→ **Problem statement**:
From the data that follows, copy every line holding the string "Daniels".

== Task data ==

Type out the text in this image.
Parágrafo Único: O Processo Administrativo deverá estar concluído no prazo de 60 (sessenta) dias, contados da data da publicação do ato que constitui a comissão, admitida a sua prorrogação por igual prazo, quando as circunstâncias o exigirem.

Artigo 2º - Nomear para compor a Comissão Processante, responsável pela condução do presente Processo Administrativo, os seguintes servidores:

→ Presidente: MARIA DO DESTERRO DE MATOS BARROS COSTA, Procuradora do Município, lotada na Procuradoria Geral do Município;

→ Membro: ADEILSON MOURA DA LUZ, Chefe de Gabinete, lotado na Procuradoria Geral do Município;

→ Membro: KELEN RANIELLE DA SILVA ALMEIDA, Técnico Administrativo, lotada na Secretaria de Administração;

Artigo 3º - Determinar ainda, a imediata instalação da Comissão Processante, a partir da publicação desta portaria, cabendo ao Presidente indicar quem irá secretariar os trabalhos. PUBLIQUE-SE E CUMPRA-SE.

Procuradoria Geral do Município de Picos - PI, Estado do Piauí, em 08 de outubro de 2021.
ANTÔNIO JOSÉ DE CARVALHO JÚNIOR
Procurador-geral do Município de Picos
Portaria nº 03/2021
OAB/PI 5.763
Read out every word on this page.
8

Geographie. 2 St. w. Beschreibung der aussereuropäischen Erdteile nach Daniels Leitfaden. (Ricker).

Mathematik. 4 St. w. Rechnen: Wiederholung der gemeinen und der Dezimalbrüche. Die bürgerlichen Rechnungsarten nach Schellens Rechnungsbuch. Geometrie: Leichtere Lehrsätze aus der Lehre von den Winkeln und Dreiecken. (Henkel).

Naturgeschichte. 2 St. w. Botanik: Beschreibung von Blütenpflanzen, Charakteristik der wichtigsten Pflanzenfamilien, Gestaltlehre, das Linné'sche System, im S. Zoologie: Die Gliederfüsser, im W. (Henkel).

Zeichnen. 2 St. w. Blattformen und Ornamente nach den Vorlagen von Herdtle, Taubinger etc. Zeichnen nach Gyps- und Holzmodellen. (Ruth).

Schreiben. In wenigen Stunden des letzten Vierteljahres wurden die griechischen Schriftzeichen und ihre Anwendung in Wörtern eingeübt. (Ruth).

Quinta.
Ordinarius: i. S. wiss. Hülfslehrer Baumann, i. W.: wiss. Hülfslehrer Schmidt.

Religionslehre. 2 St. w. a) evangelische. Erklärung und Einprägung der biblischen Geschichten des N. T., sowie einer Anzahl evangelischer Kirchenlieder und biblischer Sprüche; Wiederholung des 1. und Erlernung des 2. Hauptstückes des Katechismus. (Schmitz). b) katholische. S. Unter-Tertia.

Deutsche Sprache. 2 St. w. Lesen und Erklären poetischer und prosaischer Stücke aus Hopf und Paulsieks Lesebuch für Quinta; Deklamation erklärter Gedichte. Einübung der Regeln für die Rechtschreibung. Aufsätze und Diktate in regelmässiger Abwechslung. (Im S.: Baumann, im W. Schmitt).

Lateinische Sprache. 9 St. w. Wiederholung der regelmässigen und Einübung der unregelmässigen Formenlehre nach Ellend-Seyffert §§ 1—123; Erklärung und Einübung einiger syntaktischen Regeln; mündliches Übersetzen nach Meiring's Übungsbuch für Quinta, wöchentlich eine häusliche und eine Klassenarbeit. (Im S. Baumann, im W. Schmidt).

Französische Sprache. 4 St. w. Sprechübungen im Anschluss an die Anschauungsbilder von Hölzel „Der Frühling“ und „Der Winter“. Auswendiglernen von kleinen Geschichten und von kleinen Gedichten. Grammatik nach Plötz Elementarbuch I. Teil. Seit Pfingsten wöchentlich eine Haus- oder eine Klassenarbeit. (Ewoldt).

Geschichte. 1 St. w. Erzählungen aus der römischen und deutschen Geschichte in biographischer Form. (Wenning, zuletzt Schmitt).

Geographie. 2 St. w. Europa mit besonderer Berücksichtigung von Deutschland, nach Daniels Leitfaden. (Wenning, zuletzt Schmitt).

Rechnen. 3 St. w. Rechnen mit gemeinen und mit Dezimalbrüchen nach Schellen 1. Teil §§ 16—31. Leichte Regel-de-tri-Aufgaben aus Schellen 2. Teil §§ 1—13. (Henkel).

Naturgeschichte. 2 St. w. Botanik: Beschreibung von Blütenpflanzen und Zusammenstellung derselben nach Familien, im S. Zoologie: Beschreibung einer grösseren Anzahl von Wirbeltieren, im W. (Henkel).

===

→ **Complete response**:
Geographie. 2 St. w. Beschreibung der aussereuropäischen Erdteile nach Daniels Leitfaden. (Ricker).
Geographie. 2 St. w. Europa mit besonderer Berücksichtigung von Deutschland, nach Daniels Leitfaden. (Wenning, zuletzt Schmitt).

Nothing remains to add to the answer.